**** EXTRACTED ENTRIES ****

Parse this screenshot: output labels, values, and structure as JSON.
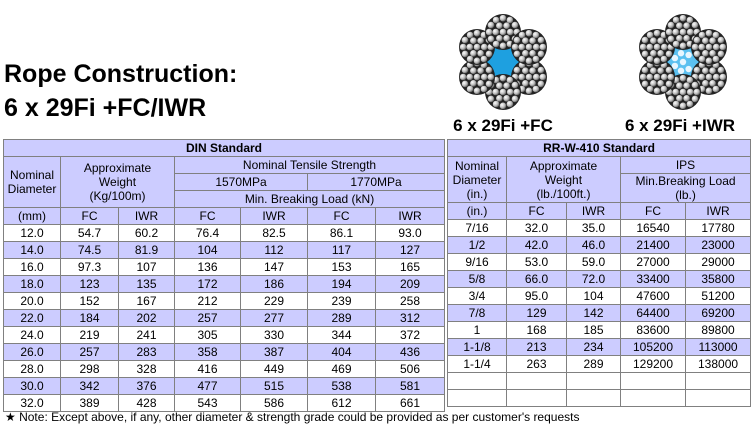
{
  "title": {
    "line1": "Rope Construction:",
    "line2": "6 x 29Fi +FC/IWR"
  },
  "images": [
    {
      "caption": "6 x 29Fi +FC"
    },
    {
      "caption": "6 x 29Fi +IWR"
    }
  ],
  "din": {
    "title": "DIN Standard",
    "head": {
      "diameter": [
        "Nominal",
        "Diameter"
      ],
      "weight": [
        "Approximate",
        "Weight",
        "(Kg/100m)"
      ],
      "strength": "Nominal Tensile Strength",
      "grade1": "1570MPa",
      "grade2": "1770MPa",
      "load": "Min. Breaking Load (kN)"
    },
    "units": [
      "(mm)",
      "FC",
      "IWR",
      "FC",
      "IWR",
      "FC",
      "IWR"
    ],
    "rows": [
      [
        "12.0",
        "54.7",
        "60.2",
        "76.4",
        "82.5",
        "86.1",
        "93.0"
      ],
      [
        "14.0",
        "74.5",
        "81.9",
        "104",
        "112",
        "117",
        "127"
      ],
      [
        "16.0",
        "97.3",
        "107",
        "136",
        "147",
        "153",
        "165"
      ],
      [
        "18.0",
        "123",
        "135",
        "172",
        "186",
        "194",
        "209"
      ],
      [
        "20.0",
        "152",
        "167",
        "212",
        "229",
        "239",
        "258"
      ],
      [
        "22.0",
        "184",
        "202",
        "257",
        "277",
        "289",
        "312"
      ],
      [
        "24.0",
        "219",
        "241",
        "305",
        "330",
        "344",
        "372"
      ],
      [
        "26.0",
        "257",
        "283",
        "358",
        "387",
        "404",
        "436"
      ],
      [
        "28.0",
        "298",
        "328",
        "416",
        "449",
        "469",
        "506"
      ],
      [
        "30.0",
        "342",
        "376",
        "477",
        "515",
        "538",
        "581"
      ],
      [
        "32.0",
        "389",
        "428",
        "543",
        "586",
        "612",
        "661"
      ]
    ]
  },
  "rr": {
    "title": "RR-W-410 Standard",
    "head": {
      "diameter": [
        "Nominal",
        "Diameter",
        "(in.)"
      ],
      "weight": [
        "Approximate",
        "Weight",
        "(lb./100ft.)"
      ],
      "grade": "IPS",
      "load": [
        "Min.Breaking Load",
        "(lb.)"
      ]
    },
    "units": [
      "(in.)",
      "FC",
      "IWR",
      "FC",
      "IWR"
    ],
    "rows": [
      [
        "7/16",
        "32.0",
        "35.0",
        "16540",
        "17780"
      ],
      [
        "1/2",
        "42.0",
        "46.0",
        "21400",
        "23000"
      ],
      [
        "9/16",
        "53.0",
        "59.0",
        "27000",
        "29000"
      ],
      [
        "5/8",
        "66.0",
        "72.0",
        "33400",
        "35800"
      ],
      [
        "3/4",
        "95.0",
        "104",
        "47600",
        "51200"
      ],
      [
        "7/8",
        "129",
        "142",
        "64400",
        "69200"
      ],
      [
        "1",
        "168",
        "185",
        "83600",
        "89800"
      ],
      [
        "1-1/8",
        "213",
        "234",
        "105200",
        "113000"
      ],
      [
        "1-1/4",
        "263",
        "289",
        "129200",
        "138000"
      ]
    ]
  },
  "note": "★ Note: Except above, if any, other diameter & strength grade could be provided as per customer's requests"
}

****

▶ [TASK STATEMENT]
Transcribe every record above exactly as written, leaving out any pictures.

▶ [ANSWER TO THIS TASK]
Parse this screenshot: output labels, values, and structure as JSON.
{
  "title": {
    "line1": "Rope Construction:",
    "line2": "6 x 29Fi +FC/IWR"
  },
  "images": [
    {
      "caption": "6 x 29Fi +FC"
    },
    {
      "caption": "6 x 29Fi +IWR"
    }
  ],
  "din": {
    "title": "DIN Standard",
    "head": {
      "diameter": [
        "Nominal",
        "Diameter"
      ],
      "weight": [
        "Approximate",
        "Weight",
        "(Kg/100m)"
      ],
      "strength": "Nominal Tensile Strength",
      "grade1": "1570MPa",
      "grade2": "1770MPa",
      "load": "Min. Breaking Load (kN)"
    },
    "units": [
      "(mm)",
      "FC",
      "IWR",
      "FC",
      "IWR",
      "FC",
      "IWR"
    ],
    "rows": [
      [
        "12.0",
        "54.7",
        "60.2",
        "76.4",
        "82.5",
        "86.1",
        "93.0"
      ],
      [
        "14.0",
        "74.5",
        "81.9",
        "104",
        "112",
        "117",
        "127"
      ],
      [
        "16.0",
        "97.3",
        "107",
        "136",
        "147",
        "153",
        "165"
      ],
      [
        "18.0",
        "123",
        "135",
        "172",
        "186",
        "194",
        "209"
      ],
      [
        "20.0",
        "152",
        "167",
        "212",
        "229",
        "239",
        "258"
      ],
      [
        "22.0",
        "184",
        "202",
        "257",
        "277",
        "289",
        "312"
      ],
      [
        "24.0",
        "219",
        "241",
        "305",
        "330",
        "344",
        "372"
      ],
      [
        "26.0",
        "257",
        "283",
        "358",
        "387",
        "404",
        "436"
      ],
      [
        "28.0",
        "298",
        "328",
        "416",
        "449",
        "469",
        "506"
      ],
      [
        "30.0",
        "342",
        "376",
        "477",
        "515",
        "538",
        "581"
      ],
      [
        "32.0",
        "389",
        "428",
        "543",
        "586",
        "612",
        "661"
      ]
    ]
  },
  "rr": {
    "title": "RR-W-410 Standard",
    "head": {
      "diameter": [
        "Nominal",
        "Diameter",
        "(in.)"
      ],
      "weight": [
        "Approximate",
        "Weight",
        "(lb./100ft.)"
      ],
      "grade": "IPS",
      "load": [
        "Min.Breaking Load",
        "(lb.)"
      ]
    },
    "units": [
      "(in.)",
      "FC",
      "IWR",
      "FC",
      "IWR"
    ],
    "rows": [
      [
        "7/16",
        "32.0",
        "35.0",
        "16540",
        "17780"
      ],
      [
        "1/2",
        "42.0",
        "46.0",
        "21400",
        "23000"
      ],
      [
        "9/16",
        "53.0",
        "59.0",
        "27000",
        "29000"
      ],
      [
        "5/8",
        "66.0",
        "72.0",
        "33400",
        "35800"
      ],
      [
        "3/4",
        "95.0",
        "104",
        "47600",
        "51200"
      ],
      [
        "7/8",
        "129",
        "142",
        "64400",
        "69200"
      ],
      [
        "1",
        "168",
        "185",
        "83600",
        "89800"
      ],
      [
        "1-1/8",
        "213",
        "234",
        "105200",
        "113000"
      ],
      [
        "1-1/4",
        "263",
        "289",
        "129200",
        "138000"
      ]
    ]
  },
  "note": "★ Note: Except above, if any, other diameter & strength grade could be provided as per customer's requests"
}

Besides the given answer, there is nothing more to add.